• **INSTRUÇÕES DE TRABALHO**:
• A. Segundo a notícia sobre a Fitch Ratings, quantas empresas a agência rebaixou em 2023?
• B. Escreva a continuação da notícia sobre a Fitch Ratings a partir da última frase apresentada.

• **TRECHO SELECIONADO**:

######

Por Sérgio Tauhata, Valor — São Paulo
23/08/2023 12h53 Atualizado há um dia
A Fitch Ratings espera uma desaceleração de ações negativas de rating para empresas brasileiras no segundo semestre de 2023. “O ambiente de negócios no Brasil pode apresentar gradual recuperação e redução do risco de refinanciamento devido ao retorno seletivo dos mercados de dívidas local e internacional, e às trajetórias favoráveis da inflação”, afirma Natália Brandão, analista sênior de finanças corporativas.
A agência rebaixou 25 empresas em 2023, o que ultrapassa a quantidade no acumulado de 2021 e 2022. “A recuperação dos indicadores econômicos e a velocidade e a magnitude dos cortes dos juros são fundamentais para a recuperação das métricas de crédito de diversos emissores”, avalia Brandão.
De acordo com a agência de classificação de risco, a expectativa de contínuo avanço da oferta de crédito e melhora gradual na atividade econômica devem aliviar as pressões nos ratings e permitir mais equilíbrio entre rebaixamentos e elevações.
O ambiente de negócios ainda é fraco, mas tem melhorado gradualmente, ponderou a analista. Conforme a agência, o progresso na reforma fiscal, o início do ciclo de redução dos juros e a acentuada queda da inflação podem propiciar melhores condições de negócios nos próximos trimestres.

######

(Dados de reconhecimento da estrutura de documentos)
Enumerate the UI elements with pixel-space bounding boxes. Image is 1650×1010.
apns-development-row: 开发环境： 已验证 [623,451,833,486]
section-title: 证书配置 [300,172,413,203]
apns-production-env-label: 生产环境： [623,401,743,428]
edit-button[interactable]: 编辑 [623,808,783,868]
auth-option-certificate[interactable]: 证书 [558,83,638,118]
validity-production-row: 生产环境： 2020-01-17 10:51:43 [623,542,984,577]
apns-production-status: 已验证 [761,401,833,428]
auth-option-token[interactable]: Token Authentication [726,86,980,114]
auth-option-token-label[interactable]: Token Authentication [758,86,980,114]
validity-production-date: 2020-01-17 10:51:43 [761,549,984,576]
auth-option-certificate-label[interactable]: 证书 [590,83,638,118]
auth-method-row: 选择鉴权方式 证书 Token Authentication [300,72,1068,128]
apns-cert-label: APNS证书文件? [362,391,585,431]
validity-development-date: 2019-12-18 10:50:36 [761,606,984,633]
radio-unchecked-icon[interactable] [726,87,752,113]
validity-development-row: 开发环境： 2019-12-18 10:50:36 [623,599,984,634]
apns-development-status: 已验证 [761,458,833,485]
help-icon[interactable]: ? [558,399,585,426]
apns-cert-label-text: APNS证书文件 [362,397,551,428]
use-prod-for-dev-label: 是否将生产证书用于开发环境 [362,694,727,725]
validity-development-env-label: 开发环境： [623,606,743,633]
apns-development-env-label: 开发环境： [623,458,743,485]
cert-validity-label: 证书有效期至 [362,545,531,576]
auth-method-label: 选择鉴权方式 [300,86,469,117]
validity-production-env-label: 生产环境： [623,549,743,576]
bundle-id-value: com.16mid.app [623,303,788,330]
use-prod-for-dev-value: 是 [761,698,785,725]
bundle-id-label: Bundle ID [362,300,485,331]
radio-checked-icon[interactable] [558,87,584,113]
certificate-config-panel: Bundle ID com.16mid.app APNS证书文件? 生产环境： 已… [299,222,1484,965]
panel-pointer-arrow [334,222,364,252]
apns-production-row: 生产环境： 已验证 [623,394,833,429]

######

• **RESPOSTAS POR ITEM**:
• A. A agência rebaixou 25 empresas em 2023.

• B.
O ambiente previsto pode favorecer a demanda e permitir gradual recomposição das margens e da alavancagem das companhias, principalmente em 2024. As emissões domésticas corporativas se retraíram em 42% nos primeiros sete meses de 2023, mas indicaram recuperação em junho e julho.
As emissões de bonds [títulos de dívida denominados em dólar] totalizaram US$ 5,9 bilhões no acumulado de 2023, o que já ultrapassa o montante levantado em 2022. O volume de bonds de empresas brasileiras com vencimento até o final de 2024 é baixo e concentrado em emissores com forte qualidade de crédito, acrescenta a Fitch.
Os vencimentos de dívidas das empresas da carteira da Fitch até o fim de 2024 são relevantes, mas a maior parte foi emitida por companhias nas categorias “AAA(bra)” ou “AA(bra)”. As maiores preocupações da agência permanecem voltadas às companhias classificadas em “A(bra)” ou abaixo, que possuem maior desafio para administrar os vencimentos de dívida, especialmente aquelas com exposição ao mercado de capitais.